_Problem requirements_
Pick out the lines below that include the string "this".

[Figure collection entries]
◆ ◆ ◆ ◆ ◆ ◆ ◆

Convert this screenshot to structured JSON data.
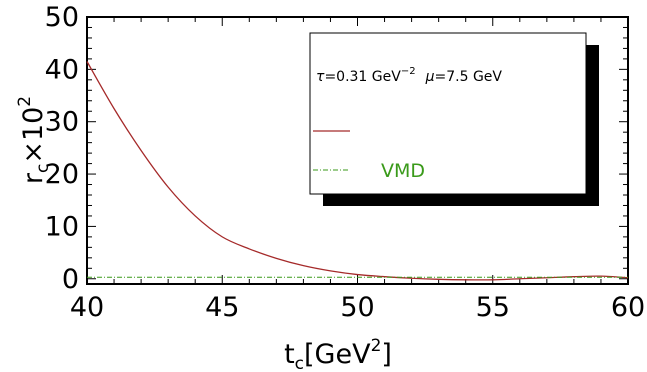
{
  "chart_data": {
    "type": "line",
    "x_label": {
      "main": "t",
      "sub": "c",
      "bracket_open": "[GeV",
      "sup": "2",
      "bracket_close": "]"
    },
    "y_label": {
      "main": "r",
      "sub": "c",
      "times": "×10",
      "sup": "2"
    },
    "xlim": [
      40,
      60
    ],
    "ylim": [
      -1,
      50
    ],
    "x_ticks": [
      {
        "value": 40,
        "label": "40"
      },
      {
        "value": 45,
        "label": "45"
      },
      {
        "value": 50,
        "label": "50"
      },
      {
        "value": 55,
        "label": "55"
      },
      {
        "value": 60,
        "label": "60"
      }
    ],
    "y_ticks": [
      {
        "value": 0,
        "label": "0"
      },
      {
        "value": 10,
        "label": "10"
      },
      {
        "value": 20,
        "label": "20"
      },
      {
        "value": 30,
        "label": "30"
      },
      {
        "value": 40,
        "label": "40"
      },
      {
        "value": 50,
        "label": "50"
      }
    ],
    "annotation": {
      "tau_symbol": "τ",
      "tau_value": "=0.31 GeV",
      "tau_exp": "−2",
      "mu_symbol": "μ",
      "mu_value": "=7.5 GeV"
    },
    "series": [
      {
        "name": "",
        "color": "#a52a2a",
        "style": "solid",
        "x": [
          40,
          41,
          42,
          43,
          44,
          45,
          46,
          47,
          48,
          49,
          50,
          51,
          52,
          53,
          54,
          55,
          56,
          57,
          58,
          59,
          60
        ],
        "y": [
          41.5,
          32.5,
          24.5,
          17.5,
          12.0,
          8.0,
          5.7,
          3.9,
          2.5,
          1.5,
          0.8,
          0.4,
          0.1,
          -0.1,
          -0.2,
          -0.2,
          0.0,
          0.2,
          0.4,
          0.5,
          0.2
        ]
      },
      {
        "name": "VMD",
        "color": "#3a9a1a",
        "style": "dashdot",
        "x": [
          40,
          60
        ],
        "y": [
          0.3,
          0.3
        ]
      }
    ]
  }
}
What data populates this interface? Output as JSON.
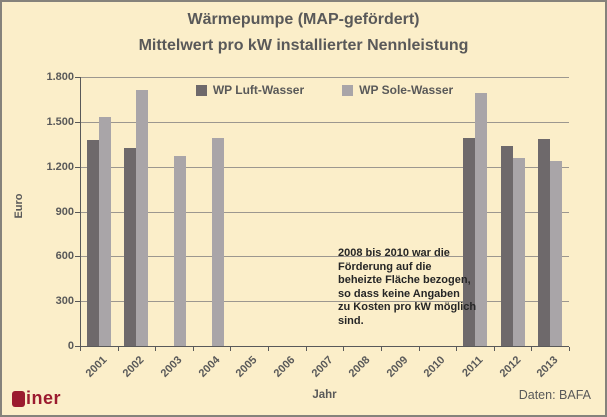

◆ ◆ ◆ ◆ ◆ ◆ ◆

_Answer below_
Convert this screenshot to structured JSON data.
What data populates this interface? Output as JSON.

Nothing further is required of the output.